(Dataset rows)
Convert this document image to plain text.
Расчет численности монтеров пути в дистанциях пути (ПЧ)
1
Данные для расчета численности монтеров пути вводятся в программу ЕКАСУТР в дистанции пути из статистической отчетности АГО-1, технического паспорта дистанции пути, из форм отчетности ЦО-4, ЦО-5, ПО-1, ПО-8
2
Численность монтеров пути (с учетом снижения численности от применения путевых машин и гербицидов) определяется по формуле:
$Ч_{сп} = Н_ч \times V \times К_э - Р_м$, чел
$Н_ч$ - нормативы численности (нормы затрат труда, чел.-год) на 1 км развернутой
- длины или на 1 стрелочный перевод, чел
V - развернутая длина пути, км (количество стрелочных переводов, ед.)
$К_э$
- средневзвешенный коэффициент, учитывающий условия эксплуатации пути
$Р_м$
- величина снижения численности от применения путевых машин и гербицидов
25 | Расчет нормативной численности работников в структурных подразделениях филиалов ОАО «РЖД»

> **What is required**
Using the material above, state how many lines include the string "численности". Answer with a single number.

> **Expected output**
6